Stored records
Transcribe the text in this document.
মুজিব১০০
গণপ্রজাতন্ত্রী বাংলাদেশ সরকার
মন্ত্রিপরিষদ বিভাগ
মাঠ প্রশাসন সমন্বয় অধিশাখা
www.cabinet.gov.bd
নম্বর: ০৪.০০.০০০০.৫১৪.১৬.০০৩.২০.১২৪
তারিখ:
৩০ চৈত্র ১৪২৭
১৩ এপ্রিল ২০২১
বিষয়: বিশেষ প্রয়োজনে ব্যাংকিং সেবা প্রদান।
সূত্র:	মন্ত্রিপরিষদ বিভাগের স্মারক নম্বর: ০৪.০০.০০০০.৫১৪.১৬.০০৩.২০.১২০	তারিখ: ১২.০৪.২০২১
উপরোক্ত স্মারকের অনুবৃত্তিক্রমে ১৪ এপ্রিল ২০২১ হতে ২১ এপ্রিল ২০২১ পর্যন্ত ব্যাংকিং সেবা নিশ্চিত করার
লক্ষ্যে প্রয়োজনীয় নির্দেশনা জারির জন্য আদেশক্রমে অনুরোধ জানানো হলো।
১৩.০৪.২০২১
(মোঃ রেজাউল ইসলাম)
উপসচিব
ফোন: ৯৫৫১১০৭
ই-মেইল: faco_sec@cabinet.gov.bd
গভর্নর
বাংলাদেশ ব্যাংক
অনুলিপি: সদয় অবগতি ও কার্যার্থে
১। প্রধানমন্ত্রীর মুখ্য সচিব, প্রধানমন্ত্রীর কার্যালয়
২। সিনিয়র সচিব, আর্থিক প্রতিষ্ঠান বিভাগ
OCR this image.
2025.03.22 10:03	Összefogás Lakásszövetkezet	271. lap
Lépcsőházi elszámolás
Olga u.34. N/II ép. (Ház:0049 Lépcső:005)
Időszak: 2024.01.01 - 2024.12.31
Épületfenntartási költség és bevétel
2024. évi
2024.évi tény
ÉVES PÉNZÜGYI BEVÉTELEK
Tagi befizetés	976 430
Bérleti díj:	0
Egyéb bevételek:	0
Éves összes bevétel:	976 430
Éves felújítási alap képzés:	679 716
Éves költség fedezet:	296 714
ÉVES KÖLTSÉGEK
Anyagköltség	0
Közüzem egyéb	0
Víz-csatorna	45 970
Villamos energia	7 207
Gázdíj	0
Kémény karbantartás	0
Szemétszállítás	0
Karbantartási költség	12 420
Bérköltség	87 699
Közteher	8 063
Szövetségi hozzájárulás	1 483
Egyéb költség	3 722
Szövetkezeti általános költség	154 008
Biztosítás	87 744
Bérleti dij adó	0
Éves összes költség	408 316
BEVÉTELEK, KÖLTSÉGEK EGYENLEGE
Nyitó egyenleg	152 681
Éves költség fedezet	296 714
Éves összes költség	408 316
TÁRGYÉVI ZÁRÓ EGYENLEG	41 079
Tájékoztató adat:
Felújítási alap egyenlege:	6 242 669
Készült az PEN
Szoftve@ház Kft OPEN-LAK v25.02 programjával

* [Given instruction]: Write the listing out again, exactly as shown above.

* [Solved exercise]:
Transcribe the text in this document.
মুজিব১০০
গণপ্রজাতন্ত্রী বাংলাদেশ সরকার
মন্ত্রিপরিষদ বিভাগ
মাঠ প্রশাসন সমন্বয় অধিশাখা
www.cabinet.gov.bd
নম্বর: ০৪.০০.০০০০.৫১৪.১৬.০০৩.২০.১২৪
তারিখ:
৩০ চৈত্র ১৪২৭
১৩ এপ্রিল ২০২১
বিষয়: বিশেষ প্রয়োজনে ব্যাংকিং সেবা প্রদান।
সূত্র:	মন্ত্রিপরিষদ বিভাগের স্মারক নম্বর: ০৪.০০.০০০০.৫১৪.১৬.০০৩.২০.১২০	তারিখ: ১২.০৪.২০২১
উপরোক্ত স্মারকের অনুবৃত্তিক্রমে ১৪ এপ্রিল ২০২১ হতে ২১ এপ্রিল ২০২১ পর্যন্ত ব্যাংকিং সেবা নিশ্চিত করার
লক্ষ্যে প্রয়োজনীয় নির্দেশনা জারির জন্য আদেশক্রমে অনুরোধ জানানো হলো।
১৩.০৪.২০২১
(মোঃ রেজাউল ইসলাম)
উপসচিব
ফোন: ৯৫৫১১০৭
ই-মেইল: faco_sec@cabinet.gov.bd
গভর্নর
বাংলাদেশ ব্যাংক
অনুলিপি: সদয় অবগতি ও কার্যার্থে
১। প্রধানমন্ত্রীর মুখ্য সচিব, প্রধানমন্ত্রীর কার্যালয়
২। সিনিয়র সচিব, আর্থিক প্রতিষ্ঠান বিভাগ
OCR this image.
2025.03.22 10:03	Összefogás Lakásszövetkezet	271. lap
Lépcsőházi elszámolás
Olga u.34. N/II ép. (Ház:0049 Lépcső:005)
Időszak: 2024.01.01 - 2024.12.31
Épületfenntartási költség és bevétel
2024. évi
2024.évi tény
ÉVES PÉNZÜGYI BEVÉTELEK
Tagi befizetés	976 430
Bérleti díj:	0
Egyéb bevételek:	0
Éves összes bevétel:	976 430
Éves felújítási alap képzés:	679 716
Éves költség fedezet:	296 714
ÉVES KÖLTSÉGEK
Anyagköltség	0
Közüzem egyéb	0
Víz-csatorna	45 970
Villamos energia	7 207
Gázdíj	0
Kémény karbantartás	0
Szemétszállítás	0
Karbantartási költség	12 420
Bérköltség	87 699
Közteher	8 063
Szövetségi hozzájárulás	1 483
Egyéb költség	3 722
Szövetkezeti általános költség	154 008
Biztosítás	87 744
Bérleti dij adó	0
Éves összes költség	408 316
BEVÉTELEK, KÖLTSÉGEK EGYENLEGE
Nyitó egyenleg	152 681
Éves költség fedezet	296 714
Éves összes költség	408 316
TÁRGYÉVI ZÁRÓ EGYENLEG	41 079
Tájékoztató adat:
Felújítási alap egyenlege:	6 242 669
Készült az PEN
Szoftve@ház Kft OPEN-LAK v25.02 programjával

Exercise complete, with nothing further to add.